PROBLEM STATEMENT: Copy out every record below, word for word.

DATASET EXTRACT:

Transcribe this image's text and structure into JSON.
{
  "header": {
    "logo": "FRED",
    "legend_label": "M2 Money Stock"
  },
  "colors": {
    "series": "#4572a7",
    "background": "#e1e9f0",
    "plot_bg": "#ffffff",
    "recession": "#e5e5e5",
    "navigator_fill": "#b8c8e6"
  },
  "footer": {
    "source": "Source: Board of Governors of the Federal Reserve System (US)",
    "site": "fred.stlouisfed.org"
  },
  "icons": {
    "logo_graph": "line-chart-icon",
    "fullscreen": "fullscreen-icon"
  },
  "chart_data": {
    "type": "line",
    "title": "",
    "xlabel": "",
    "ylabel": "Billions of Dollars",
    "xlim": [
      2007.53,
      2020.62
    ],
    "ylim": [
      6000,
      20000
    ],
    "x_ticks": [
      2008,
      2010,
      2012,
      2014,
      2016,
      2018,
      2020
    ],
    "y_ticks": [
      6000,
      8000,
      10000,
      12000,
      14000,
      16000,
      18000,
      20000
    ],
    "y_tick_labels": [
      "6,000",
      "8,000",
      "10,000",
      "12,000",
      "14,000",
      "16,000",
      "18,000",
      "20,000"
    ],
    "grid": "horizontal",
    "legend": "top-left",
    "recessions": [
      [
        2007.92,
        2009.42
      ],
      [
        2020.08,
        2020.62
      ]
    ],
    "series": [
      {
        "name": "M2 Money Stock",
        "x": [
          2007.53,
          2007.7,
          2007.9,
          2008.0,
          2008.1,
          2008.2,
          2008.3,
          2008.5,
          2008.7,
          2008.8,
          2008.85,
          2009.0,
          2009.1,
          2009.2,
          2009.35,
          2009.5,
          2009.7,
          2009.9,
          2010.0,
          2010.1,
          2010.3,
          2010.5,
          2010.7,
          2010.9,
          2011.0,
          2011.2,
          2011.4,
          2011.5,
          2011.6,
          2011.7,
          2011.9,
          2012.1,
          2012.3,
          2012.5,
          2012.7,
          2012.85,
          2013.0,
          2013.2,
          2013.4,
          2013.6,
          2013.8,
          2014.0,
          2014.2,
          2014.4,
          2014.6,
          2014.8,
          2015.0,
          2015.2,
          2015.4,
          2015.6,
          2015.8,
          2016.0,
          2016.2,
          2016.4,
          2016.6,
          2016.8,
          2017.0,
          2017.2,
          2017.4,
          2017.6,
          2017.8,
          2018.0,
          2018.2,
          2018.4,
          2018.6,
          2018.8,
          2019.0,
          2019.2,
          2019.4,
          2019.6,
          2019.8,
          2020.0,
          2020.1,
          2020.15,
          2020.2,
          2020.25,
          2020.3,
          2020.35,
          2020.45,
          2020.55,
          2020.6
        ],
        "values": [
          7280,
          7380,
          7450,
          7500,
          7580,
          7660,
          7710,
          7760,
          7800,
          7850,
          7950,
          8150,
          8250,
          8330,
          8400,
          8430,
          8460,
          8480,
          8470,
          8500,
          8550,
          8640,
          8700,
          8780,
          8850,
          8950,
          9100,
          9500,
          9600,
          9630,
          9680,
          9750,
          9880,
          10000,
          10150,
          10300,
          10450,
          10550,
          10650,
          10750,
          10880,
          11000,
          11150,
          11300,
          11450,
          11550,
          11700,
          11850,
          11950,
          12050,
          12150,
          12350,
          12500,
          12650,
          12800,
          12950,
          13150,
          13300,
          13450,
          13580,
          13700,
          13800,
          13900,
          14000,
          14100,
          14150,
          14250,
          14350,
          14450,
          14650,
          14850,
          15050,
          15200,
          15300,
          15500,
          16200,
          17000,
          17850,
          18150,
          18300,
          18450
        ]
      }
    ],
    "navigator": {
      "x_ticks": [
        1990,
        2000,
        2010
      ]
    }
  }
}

COMPLETED EXERCISE:
Transcribe this image's text and structure into JSON.
{
  "header": {
    "logo": "FRED",
    "legend_label": "M2 Money Stock"
  },
  "colors": {
    "series": "#4572a7",
    "background": "#e1e9f0",
    "plot_bg": "#ffffff",
    "recession": "#e5e5e5",
    "navigator_fill": "#b8c8e6"
  },
  "footer": {
    "source": "Source: Board of Governors of the Federal Reserve System (US)",
    "site": "fred.stlouisfed.org"
  },
  "icons": {
    "logo_graph": "line-chart-icon",
    "fullscreen": "fullscreen-icon"
  },
  "chart_data": {
    "type": "line",
    "title": "",
    "xlabel": "",
    "ylabel": "Billions of Dollars",
    "xlim": [
      2007.53,
      2020.62
    ],
    "ylim": [
      6000,
      20000
    ],
    "x_ticks": [
      2008,
      2010,
      2012,
      2014,
      2016,
      2018,
      2020
    ],
    "y_ticks": [
      6000,
      8000,
      10000,
      12000,
      14000,
      16000,
      18000,
      20000
    ],
    "y_tick_labels": [
      "6,000",
      "8,000",
      "10,000",
      "12,000",
      "14,000",
      "16,000",
      "18,000",
      "20,000"
    ],
    "grid": "horizontal",
    "legend": "top-left",
    "recessions": [
      [
        2007.92,
        2009.42
      ],
      [
        2020.08,
        2020.62
      ]
    ],
    "series": [
      {
        "name": "M2 Money Stock",
        "x": [
          2007.53,
          2007.7,
          2007.9,
          2008.0,
          2008.1,
          2008.2,
          2008.3,
          2008.5,
          2008.7,
          2008.8,
          2008.85,
          2009.0,
          2009.1,
          2009.2,
          2009.35,
          2009.5,
          2009.7,
          2009.9,
          2010.0,
          2010.1,
          2010.3,
          2010.5,
          2010.7,
          2010.9,
          2011.0,
          2011.2,
          2011.4,
          2011.5,
          2011.6,
          2011.7,
          2011.9,
          2012.1,
          2012.3,
          2012.5,
          2012.7,
          2012.85,
          2013.0,
          2013.2,
          2013.4,
          2013.6,
          2013.8,
          2014.0,
          2014.2,
          2014.4,
          2014.6,
          2014.8,
          2015.0,
          2015.2,
          2015.4,
          2015.6,
          2015.8,
          2016.0,
          2016.2,
          2016.4,
          2016.6,
          2016.8,
          2017.0,
          2017.2,
          2017.4,
          2017.6,
          2017.8,
          2018.0,
          2018.2,
          2018.4,
          2018.6,
          2018.8,
          2019.0,
          2019.2,
          2019.4,
          2019.6,
          2019.8,
          2020.0,
          2020.1,
          2020.15,
          2020.2,
          2020.25,
          2020.3,
          2020.35,
          2020.45,
          2020.55,
          2020.6
        ],
        "values": [
          7280,
          7380,
          7450,
          7500,
          7580,
          7660,
          7710,
          7760,
          7800,
          7850,
          7950,
          8150,
          8250,
          8330,
          8400,
          8430,
          8460,
          8480,
          8470,
          8500,
          8550,
          8640,
          8700,
          8780,
          8850,
          8950,
          9100,
          9500,
          9600,
          9630,
          9680,
          9750,
          9880,
          10000,
          10150,
          10300,
          10450,
          10550,
          10650,
          10750,
          10880,
          11000,
          11150,
          11300,
          11450,
          11550,
          11700,
          11850,
          11950,
          12050,
          12150,
          12350,
          12500,
          12650,
          12800,
          12950,
          13150,
          13300,
          13450,
          13580,
          13700,
          13800,
          13900,
          14000,
          14100,
          14150,
          14250,
          14350,
          14450,
          14650,
          14850,
          15050,
          15200,
          15300,
          15500,
          16200,
          17000,
          17850,
          18150,
          18300,
          18450
        ]
      }
    ],
    "navigator": {
      "x_ticks": [
        1990,
        2000,
        2010
      ]
    }
  }
}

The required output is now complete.